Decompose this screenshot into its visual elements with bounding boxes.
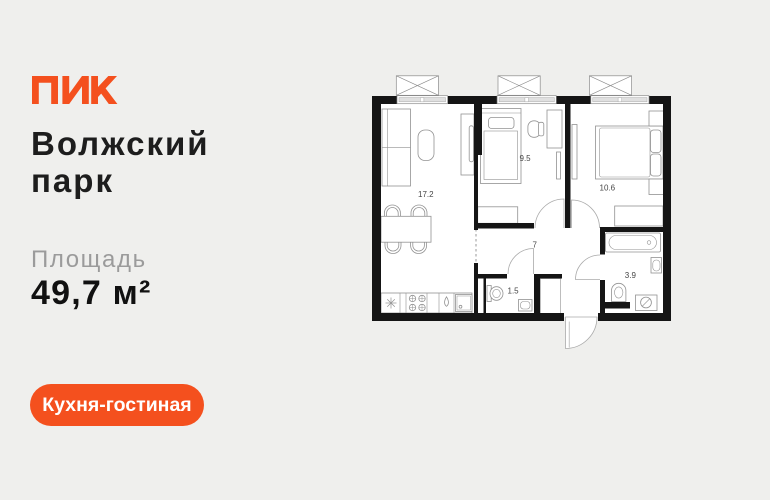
svg-text:7: 7 (533, 241, 538, 250)
svg-text:10.6: 10.6 (600, 184, 616, 193)
svg-text:1.5: 1.5 (508, 287, 520, 296)
svg-text:9.5: 9.5 (520, 154, 532, 163)
svg-text:17.2: 17.2 (418, 190, 434, 199)
svg-text:3.9: 3.9 (625, 271, 637, 280)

Given problem:
Reproduce the listing above line for line, leaving out the picture.

Solved exercise:
Decompose this screenshot into its visual elements with bounding boxes.
svg-text:7: 7 (533, 241, 538, 250)
svg-text:10.6: 10.6 (600, 184, 616, 193)
svg-text:1.5: 1.5 (508, 287, 520, 296)
svg-text:9.5: 9.5 (520, 154, 532, 163)
svg-text:17.2: 17.2 (418, 190, 434, 199)
svg-text:3.9: 3.9 (625, 271, 637, 280)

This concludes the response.